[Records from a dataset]

>> Begin

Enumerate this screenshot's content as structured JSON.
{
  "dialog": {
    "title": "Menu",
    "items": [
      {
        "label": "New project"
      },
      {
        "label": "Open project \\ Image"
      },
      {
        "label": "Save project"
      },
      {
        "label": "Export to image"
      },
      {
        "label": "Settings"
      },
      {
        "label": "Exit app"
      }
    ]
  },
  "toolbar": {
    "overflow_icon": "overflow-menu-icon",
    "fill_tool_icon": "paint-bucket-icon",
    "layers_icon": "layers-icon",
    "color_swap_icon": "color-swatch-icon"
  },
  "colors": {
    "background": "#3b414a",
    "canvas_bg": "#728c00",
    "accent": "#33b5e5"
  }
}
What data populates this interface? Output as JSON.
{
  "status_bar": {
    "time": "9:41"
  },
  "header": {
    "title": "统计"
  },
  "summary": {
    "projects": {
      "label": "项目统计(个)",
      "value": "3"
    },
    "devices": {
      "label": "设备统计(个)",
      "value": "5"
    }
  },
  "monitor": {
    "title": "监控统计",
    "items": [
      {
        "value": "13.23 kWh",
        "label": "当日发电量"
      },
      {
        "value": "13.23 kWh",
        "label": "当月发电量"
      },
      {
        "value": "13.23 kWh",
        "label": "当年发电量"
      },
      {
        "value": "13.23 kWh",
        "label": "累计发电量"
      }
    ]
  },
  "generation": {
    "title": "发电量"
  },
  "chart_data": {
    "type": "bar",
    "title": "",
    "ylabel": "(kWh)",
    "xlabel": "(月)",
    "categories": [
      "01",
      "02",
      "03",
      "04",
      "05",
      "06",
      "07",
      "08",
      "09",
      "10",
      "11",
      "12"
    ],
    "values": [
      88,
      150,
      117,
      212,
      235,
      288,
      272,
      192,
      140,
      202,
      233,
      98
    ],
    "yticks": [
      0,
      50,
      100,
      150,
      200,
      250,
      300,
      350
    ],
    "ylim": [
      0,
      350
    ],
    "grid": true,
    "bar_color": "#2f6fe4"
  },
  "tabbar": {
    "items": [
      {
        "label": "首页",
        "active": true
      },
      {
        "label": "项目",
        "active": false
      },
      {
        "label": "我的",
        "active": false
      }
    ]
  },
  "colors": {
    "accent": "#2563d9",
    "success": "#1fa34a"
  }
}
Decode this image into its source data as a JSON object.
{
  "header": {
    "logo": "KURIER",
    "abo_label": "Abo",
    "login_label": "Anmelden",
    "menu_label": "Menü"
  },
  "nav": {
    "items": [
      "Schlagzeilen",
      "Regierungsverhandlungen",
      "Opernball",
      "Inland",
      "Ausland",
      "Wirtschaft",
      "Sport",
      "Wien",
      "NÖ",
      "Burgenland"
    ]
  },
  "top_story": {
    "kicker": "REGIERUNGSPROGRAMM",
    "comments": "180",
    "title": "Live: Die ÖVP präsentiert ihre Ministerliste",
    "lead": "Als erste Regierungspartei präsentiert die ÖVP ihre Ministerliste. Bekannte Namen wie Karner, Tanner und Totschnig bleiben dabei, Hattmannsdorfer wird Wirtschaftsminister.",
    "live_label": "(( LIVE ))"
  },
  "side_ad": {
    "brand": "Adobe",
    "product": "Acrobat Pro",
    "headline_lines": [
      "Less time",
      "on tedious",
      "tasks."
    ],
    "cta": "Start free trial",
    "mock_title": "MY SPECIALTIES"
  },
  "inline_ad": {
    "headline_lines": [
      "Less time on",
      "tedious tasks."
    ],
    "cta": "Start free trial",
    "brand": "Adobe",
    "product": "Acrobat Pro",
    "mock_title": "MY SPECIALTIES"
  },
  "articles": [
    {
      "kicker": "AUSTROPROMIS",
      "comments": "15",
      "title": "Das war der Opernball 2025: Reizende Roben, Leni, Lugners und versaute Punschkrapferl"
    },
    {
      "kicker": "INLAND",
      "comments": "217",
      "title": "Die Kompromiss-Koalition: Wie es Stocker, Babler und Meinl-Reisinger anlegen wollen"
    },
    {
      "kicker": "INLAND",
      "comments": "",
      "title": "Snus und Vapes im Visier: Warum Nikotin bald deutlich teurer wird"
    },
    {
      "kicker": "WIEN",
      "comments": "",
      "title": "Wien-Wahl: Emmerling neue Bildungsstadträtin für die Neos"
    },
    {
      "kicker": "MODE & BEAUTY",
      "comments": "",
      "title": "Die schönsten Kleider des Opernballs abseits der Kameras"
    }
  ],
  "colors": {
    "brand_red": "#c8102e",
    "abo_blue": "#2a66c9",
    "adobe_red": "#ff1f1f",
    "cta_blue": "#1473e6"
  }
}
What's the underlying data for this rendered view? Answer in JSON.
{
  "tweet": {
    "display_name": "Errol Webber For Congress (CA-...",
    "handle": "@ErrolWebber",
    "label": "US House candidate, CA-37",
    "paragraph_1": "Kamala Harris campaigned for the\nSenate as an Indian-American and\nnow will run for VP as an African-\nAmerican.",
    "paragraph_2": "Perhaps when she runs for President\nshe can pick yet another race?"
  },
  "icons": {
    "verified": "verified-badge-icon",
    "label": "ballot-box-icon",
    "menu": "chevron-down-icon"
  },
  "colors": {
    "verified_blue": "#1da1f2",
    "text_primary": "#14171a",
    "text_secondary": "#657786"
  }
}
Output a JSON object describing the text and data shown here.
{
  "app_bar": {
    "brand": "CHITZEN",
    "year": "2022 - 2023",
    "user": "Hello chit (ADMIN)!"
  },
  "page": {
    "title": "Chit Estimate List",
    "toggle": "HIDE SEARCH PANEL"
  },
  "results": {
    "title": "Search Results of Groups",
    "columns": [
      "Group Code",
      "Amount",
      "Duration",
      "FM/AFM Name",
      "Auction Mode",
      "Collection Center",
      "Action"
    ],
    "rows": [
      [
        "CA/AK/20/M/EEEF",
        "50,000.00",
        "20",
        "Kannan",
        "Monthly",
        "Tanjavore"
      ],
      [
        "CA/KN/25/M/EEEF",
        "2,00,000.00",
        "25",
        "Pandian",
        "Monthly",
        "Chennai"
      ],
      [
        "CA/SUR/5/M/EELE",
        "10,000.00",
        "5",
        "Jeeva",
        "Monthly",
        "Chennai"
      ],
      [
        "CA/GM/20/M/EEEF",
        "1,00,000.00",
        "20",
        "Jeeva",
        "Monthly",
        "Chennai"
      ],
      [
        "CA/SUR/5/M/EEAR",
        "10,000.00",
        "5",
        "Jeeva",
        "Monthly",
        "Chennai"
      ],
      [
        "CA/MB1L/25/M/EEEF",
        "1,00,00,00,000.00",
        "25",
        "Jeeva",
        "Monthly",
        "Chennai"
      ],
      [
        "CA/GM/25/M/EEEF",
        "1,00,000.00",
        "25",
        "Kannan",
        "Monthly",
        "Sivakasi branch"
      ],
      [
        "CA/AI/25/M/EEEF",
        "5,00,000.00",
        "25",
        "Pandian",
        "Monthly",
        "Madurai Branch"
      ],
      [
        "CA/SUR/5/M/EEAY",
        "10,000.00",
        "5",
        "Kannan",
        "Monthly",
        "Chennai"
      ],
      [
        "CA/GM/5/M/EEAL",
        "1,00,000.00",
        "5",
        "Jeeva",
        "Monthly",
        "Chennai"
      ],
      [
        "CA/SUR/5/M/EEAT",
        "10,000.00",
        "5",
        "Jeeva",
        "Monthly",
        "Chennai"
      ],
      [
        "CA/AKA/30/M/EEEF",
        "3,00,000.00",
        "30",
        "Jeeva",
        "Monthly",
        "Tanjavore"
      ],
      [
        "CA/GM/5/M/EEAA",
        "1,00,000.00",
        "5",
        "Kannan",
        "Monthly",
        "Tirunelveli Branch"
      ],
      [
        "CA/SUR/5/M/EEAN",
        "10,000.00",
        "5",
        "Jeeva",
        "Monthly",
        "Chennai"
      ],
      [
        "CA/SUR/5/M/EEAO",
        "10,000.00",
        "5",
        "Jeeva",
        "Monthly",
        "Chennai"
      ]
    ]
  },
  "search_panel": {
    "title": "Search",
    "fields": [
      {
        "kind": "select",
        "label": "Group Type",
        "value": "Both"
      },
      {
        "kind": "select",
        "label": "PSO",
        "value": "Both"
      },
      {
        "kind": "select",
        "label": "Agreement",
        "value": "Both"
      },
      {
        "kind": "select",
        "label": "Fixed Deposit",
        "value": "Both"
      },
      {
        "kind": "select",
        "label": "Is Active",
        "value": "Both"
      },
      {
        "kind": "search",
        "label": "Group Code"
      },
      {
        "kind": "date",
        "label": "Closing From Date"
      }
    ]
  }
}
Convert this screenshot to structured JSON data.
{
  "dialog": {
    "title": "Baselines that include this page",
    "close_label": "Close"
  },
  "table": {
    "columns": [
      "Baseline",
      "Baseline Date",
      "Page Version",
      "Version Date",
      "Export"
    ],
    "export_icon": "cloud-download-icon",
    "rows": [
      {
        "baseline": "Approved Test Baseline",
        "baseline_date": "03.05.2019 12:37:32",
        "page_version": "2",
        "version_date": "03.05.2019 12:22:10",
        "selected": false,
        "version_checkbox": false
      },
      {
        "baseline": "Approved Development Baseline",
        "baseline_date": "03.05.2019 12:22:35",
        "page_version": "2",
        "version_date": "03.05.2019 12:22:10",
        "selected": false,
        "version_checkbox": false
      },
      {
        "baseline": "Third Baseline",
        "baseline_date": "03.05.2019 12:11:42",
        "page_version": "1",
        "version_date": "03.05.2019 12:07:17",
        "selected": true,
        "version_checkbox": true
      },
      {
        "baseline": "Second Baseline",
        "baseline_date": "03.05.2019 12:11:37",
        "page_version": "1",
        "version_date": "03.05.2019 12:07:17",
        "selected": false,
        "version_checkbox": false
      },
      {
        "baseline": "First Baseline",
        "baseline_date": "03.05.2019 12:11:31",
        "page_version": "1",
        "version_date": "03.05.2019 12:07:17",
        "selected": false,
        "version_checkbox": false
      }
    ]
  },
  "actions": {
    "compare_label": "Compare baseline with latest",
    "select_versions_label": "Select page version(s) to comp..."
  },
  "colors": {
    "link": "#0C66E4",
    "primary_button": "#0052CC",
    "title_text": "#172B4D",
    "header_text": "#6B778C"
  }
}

>> End

## BRIEF
Where does the word "Ministerliste" appear? Return each line that holds it.

## EXERCISE SOLUTION
    "title": "Live: Die ÖVP präsentiert ihre Ministerliste",
    "lead": "Als erste Regierungspartei präsentiert die ÖVP ihre Ministerliste. Bekannte Namen wie Karner, Tanner und Totschnig bleiben dabei, Hattmannsdorfer wird Wirtschaftsminister.",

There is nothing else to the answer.